When a Trump Speaks for the Working Class
There is yet one point to ponder in the unusual nature of the election. A loud voice from the extreme right claims to be the champion of the “working class.” It is the voice of Trump, a capitalist who could not be accused of being the champion of even business ethics in his relationship with fellow capitalists. It is the voice of a man who takes pride in out-smarting the tax authorities. When the transatlantic alliance of President Ronald Reagan in America and Prime Minister Margaret Thatcher in Britain “defeated” communism, the coast became clear for a borderless advance of global capitalism, euphemistically called globalisation. America has led the West in championing globalisation in the last quarter of a century. Now, the outcome of globalisation is grim. Globalisation has widened inequality between classes and nations.

_EXTRACTED INFORMATION_:
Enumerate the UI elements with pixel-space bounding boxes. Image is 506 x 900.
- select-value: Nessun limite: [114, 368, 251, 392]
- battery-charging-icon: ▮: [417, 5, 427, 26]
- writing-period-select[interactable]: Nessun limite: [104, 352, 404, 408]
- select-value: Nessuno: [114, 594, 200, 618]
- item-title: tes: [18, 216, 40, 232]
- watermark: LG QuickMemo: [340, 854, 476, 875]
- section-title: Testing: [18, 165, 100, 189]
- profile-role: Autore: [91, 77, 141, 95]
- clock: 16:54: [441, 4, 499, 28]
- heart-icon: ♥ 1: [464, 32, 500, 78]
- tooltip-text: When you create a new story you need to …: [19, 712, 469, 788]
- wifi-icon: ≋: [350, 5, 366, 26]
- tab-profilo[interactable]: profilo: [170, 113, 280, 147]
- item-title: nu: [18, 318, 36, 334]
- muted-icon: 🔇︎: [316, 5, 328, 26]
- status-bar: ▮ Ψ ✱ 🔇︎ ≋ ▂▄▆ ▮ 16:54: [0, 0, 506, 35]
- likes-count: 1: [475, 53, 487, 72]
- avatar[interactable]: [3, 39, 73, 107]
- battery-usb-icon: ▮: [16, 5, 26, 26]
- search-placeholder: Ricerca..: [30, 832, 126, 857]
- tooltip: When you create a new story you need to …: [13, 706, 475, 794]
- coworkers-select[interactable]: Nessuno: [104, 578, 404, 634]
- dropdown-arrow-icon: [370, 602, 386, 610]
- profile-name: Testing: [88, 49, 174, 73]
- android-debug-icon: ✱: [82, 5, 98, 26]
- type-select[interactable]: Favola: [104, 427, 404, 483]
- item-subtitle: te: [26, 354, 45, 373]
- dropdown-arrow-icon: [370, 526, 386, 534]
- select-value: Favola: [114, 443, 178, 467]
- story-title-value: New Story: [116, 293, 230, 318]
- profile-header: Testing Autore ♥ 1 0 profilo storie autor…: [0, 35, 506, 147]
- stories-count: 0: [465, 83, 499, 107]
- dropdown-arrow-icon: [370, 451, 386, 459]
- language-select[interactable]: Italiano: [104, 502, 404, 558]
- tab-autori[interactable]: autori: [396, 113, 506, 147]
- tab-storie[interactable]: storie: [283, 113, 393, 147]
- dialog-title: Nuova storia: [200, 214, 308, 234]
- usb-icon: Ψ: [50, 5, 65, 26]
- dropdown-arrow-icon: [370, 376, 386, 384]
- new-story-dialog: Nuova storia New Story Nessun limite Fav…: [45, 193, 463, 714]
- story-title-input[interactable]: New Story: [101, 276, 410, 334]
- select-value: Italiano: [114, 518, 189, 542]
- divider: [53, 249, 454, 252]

_ASSIGNED TASK A_:
From the passage about Trump and the working class, copy everything from "When a Trump" down to "classes and nations." word for word.
_ASSIGNED TASK B_:
In the passage about Trump and the working class, what does globalisation widen?
_ASSIGNED TASK C_:
Extend the passage about Trump and the working class beyond its last sentence.

_RESPONSE AREA A_:
When a Trump Speaks for the Working Class
There is yet one point to ponder in the unusual nature of the election. A loud voice from the extreme right claims to be the champion of the “working class.” It is the voice of Trump, a capitalist who could not be accused of being the champion of even business ethics in his relationship with fellow capitalists. It is the voice of a man who takes pride in out-smarting the tax authorities. When the transatlantic alliance of President Ronald Reagan in America and Prime Minister Margaret Thatcher in Britain “defeated” communism, the coast became clear for a borderless advance of global capitalism, euphemistically called globalisation. America has led the West in championing globalisation in the last quarter of a century. Now, the outcome of globalisation is grim. Globalisation has widened inequality between classes and nations.

_RESPONSE AREA B_:
Inequality between classes and nations.

_RESPONSE AREA C_:
More than two-thirds of humanity are not partakers of its benefits. It has created what development activists now call the 1% problem, a new situation in which one per cent of humanity owns more of the global wealth than the rest 99 per cent. The ravages of globalisation are now felt even in the U.S., the richest country on earth, in the form of job losses, stagnant incomes, homelessness, and shameful lack of social safety net. There is a universal rage against globalisation. This rage first became conspicuous with the activities of the Occupy Movement and anti-capitalist protests in western cities. The rage is on among the American working class.
Opportunistic populists are taking advantage of the anger of the poor in the metropolitan centres of capitalism by giving them a false voice. They pervert the anti-globalisation movement by attacking immigrants. The right wing extremists in the West cannot see the contradiction of a globalised world in which human beings cannot move freely. The false voice came in June in Britain as Brexit. Now Trump has emerged as the false champion of the American working class.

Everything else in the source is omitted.